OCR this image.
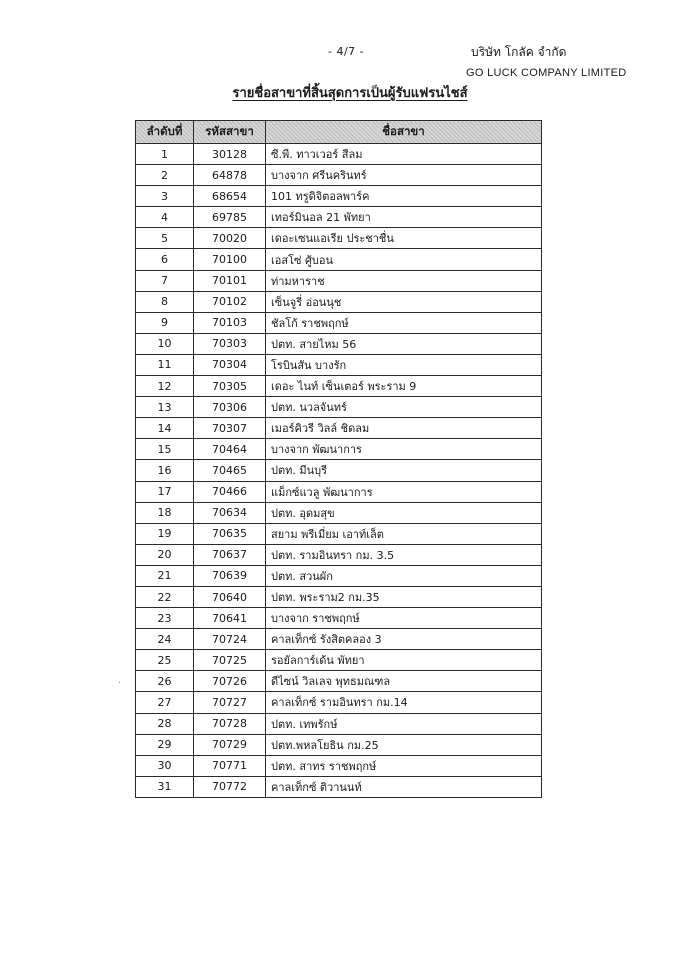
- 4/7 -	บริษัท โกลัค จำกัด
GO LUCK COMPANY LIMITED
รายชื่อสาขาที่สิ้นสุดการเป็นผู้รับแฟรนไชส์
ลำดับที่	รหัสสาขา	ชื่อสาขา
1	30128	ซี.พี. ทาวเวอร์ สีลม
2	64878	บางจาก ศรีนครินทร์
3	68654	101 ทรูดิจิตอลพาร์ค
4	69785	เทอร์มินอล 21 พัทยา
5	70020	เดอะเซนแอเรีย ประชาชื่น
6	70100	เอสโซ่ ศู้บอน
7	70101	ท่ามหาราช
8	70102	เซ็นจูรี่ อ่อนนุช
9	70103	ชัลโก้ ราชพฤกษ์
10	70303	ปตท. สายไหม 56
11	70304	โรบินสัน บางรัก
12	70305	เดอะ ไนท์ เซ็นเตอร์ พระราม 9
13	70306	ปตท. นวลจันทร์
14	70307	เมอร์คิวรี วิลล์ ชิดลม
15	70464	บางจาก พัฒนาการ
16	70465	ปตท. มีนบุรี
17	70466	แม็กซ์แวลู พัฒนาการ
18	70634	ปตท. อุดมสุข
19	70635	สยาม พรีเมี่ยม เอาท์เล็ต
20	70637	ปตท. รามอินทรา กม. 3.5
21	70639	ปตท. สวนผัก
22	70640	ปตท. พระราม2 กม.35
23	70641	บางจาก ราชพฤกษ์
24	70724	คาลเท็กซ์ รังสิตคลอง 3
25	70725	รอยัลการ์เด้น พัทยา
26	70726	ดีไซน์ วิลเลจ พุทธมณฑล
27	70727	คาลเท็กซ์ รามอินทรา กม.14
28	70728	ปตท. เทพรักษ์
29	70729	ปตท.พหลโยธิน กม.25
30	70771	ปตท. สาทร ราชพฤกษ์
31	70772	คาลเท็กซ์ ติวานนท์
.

# Directive
Will you restate every entry word for word and omit the images?

# Solution to this task
OCR this image.
- 4/7 -	บริษัท โกลัค จำกัด
GO LUCK COMPANY LIMITED
รายชื่อสาขาที่สิ้นสุดการเป็นผู้รับแฟรนไชส์
ลำดับที่	รหัสสาขา	ชื่อสาขา
1	30128	ซี.พี. ทาวเวอร์ สีลม
2	64878	บางจาก ศรีนครินทร์
3	68654	101 ทรูดิจิตอลพาร์ค
4	69785	เทอร์มินอล 21 พัทยา
5	70020	เดอะเซนแอเรีย ประชาชื่น
6	70100	เอสโซ่ ศู้บอน
7	70101	ท่ามหาราช
8	70102	เซ็นจูรี่ อ่อนนุช
9	70103	ชัลโก้ ราชพฤกษ์
10	70303	ปตท. สายไหม 56
11	70304	โรบินสัน บางรัก
12	70305	เดอะ ไนท์ เซ็นเตอร์ พระราม 9
13	70306	ปตท. นวลจันทร์
14	70307	เมอร์คิวรี วิลล์ ชิดลม
15	70464	บางจาก พัฒนาการ
16	70465	ปตท. มีนบุรี
17	70466	แม็กซ์แวลู พัฒนาการ
18	70634	ปตท. อุดมสุข
19	70635	สยาม พรีเมี่ยม เอาท์เล็ต
20	70637	ปตท. รามอินทรา กม. 3.5
21	70639	ปตท. สวนผัก
22	70640	ปตท. พระราม2 กม.35
23	70641	บางจาก ราชพฤกษ์
24	70724	คาลเท็กซ์ รังสิตคลอง 3
25	70725	รอยัลการ์เด้น พัทยา
26	70726	ดีไซน์ วิลเลจ พุทธมณฑล
27	70727	คาลเท็กซ์ รามอินทรา กม.14
28	70728	ปตท. เทพรักษ์
29	70729	ปตท.พหลโยธิน กม.25
30	70771	ปตท. สาทร ราชพฤกษ์
31	70772	คาลเท็กซ์ ติวานนท์
.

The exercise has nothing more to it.